Estratto scelto
········

Sarebbe stato incredibile se i pirati informatici non avessero pensato di sfruttare ChatGPT e le altre soluzioni di intelligenza artificiale generativa.
Quegli strumenti – giustamente al centro di curiosità (tanta), polemiche (abbastanza) e riflessioni (poche) – non sono passati inosservati ai briganti tecnologici che subito ne hanno riconosciuto le potenzialità a vantaggio del crimine.
I delinquenti hanno ben compreso l’utilità di realizzare micidiali trappole grazie al lancio online di finte piattaforme camuffate da ChatGPT et similia, pronte a calamitare l’attenzione di chi gironzola sul web. Abboccare ad un simile amo non è affatto difficile: si può essere tratti in inganno da un link balordo che viene suggerito da qualche “amico” sui social. L’annuncio di una chatbot gratuita (magari dichiarata evoluzione del prodotto ora in voga) ipnotizza chi legge il post o il tweet, inducendo il malcapitato a fare qualche “manovra” improvvida.
Il cybernauta sventurato – dominato dai consigli del fasullo ChatGPT – potrebbe trovarsi a fare clic con il mouse (o sollecitare il display con il proprio polpastrello) in corrispondenza di un indirizzo ingannevole andando a mettere involontariamente il proprio piede virtuale su un ordigno di un invisibile campo minato e danneggiando il dispositivo elettronico che sta adoperando.

········

Elenco mostrato

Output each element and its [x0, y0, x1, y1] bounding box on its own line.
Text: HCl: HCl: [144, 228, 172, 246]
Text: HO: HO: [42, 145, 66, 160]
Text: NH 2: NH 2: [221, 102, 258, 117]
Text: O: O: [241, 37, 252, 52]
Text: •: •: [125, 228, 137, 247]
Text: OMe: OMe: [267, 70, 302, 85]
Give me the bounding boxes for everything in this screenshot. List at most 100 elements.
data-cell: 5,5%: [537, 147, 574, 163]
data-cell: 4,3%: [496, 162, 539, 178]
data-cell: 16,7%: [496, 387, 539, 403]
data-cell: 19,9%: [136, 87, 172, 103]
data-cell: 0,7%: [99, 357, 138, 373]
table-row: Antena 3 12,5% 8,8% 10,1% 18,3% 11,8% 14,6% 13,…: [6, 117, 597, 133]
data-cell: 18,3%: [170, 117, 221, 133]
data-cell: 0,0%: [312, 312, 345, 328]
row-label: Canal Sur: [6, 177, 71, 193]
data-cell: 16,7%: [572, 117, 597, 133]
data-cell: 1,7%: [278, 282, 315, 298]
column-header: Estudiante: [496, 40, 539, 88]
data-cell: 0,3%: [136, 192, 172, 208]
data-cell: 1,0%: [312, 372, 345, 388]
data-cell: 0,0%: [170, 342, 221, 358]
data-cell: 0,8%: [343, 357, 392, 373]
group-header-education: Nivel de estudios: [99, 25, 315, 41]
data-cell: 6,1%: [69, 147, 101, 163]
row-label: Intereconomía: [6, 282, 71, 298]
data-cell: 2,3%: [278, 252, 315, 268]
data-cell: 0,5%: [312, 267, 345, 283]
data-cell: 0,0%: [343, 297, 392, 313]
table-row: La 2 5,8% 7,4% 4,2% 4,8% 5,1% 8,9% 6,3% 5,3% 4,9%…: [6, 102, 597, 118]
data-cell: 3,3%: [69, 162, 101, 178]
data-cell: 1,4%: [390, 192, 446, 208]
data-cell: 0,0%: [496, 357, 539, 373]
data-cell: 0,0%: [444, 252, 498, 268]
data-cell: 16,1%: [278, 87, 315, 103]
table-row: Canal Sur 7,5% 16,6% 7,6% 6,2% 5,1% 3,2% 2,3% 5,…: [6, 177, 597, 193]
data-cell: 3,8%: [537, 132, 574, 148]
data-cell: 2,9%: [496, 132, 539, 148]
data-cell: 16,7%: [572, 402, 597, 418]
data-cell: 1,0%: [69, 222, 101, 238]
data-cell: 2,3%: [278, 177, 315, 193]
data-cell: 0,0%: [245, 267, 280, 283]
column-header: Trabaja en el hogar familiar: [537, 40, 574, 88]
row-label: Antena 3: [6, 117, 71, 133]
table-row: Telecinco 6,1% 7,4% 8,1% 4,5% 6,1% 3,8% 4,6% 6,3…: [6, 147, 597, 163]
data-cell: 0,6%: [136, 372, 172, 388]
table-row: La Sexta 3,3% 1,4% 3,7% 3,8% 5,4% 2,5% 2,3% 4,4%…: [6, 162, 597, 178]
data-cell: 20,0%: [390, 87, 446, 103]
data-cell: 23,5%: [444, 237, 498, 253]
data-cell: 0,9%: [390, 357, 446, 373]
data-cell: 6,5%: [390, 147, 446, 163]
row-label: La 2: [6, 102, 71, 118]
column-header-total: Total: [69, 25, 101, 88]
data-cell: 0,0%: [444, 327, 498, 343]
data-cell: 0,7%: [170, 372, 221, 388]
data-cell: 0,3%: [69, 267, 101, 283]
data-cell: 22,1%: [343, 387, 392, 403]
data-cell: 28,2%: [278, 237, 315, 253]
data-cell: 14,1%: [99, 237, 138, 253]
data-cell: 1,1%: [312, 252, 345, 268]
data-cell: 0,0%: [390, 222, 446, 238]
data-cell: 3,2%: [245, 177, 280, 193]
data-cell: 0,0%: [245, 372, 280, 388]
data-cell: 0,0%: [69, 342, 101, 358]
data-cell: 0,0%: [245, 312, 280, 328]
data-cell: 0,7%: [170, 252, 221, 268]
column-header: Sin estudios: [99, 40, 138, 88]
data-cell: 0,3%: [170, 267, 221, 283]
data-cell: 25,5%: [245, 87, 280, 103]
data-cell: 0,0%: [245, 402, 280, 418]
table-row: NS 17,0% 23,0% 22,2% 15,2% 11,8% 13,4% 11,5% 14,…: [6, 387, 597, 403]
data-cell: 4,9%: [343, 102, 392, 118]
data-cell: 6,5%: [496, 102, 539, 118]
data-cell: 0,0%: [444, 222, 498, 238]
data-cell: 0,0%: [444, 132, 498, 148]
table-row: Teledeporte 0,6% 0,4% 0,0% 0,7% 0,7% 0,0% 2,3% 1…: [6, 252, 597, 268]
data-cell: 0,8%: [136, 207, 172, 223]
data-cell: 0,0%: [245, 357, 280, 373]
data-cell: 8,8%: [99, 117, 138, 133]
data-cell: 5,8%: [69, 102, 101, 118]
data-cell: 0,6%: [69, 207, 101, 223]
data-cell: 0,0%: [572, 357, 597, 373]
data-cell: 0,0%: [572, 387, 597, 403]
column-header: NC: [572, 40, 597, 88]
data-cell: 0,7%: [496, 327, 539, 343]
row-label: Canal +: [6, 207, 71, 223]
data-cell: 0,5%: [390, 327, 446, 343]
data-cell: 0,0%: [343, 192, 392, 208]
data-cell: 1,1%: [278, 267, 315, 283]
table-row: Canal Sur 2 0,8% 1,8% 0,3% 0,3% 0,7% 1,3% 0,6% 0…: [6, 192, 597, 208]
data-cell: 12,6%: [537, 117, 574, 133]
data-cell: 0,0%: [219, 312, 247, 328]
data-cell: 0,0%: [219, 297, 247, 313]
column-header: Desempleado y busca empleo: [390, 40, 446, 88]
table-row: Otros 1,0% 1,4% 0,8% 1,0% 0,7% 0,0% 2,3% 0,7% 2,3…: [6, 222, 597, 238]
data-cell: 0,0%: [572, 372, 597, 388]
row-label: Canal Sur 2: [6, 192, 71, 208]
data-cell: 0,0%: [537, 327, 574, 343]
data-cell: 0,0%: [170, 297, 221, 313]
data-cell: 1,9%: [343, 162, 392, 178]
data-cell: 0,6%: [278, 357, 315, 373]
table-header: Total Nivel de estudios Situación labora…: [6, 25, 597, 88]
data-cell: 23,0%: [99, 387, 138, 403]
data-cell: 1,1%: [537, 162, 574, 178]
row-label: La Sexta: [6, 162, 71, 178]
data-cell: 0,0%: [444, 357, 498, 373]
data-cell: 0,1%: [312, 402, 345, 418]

········

Nell'estratto sui falsi ChatGPT, da chi può essere suggerito il link che trae in inganno?

Soluzione
Da qualche “amico” sui social.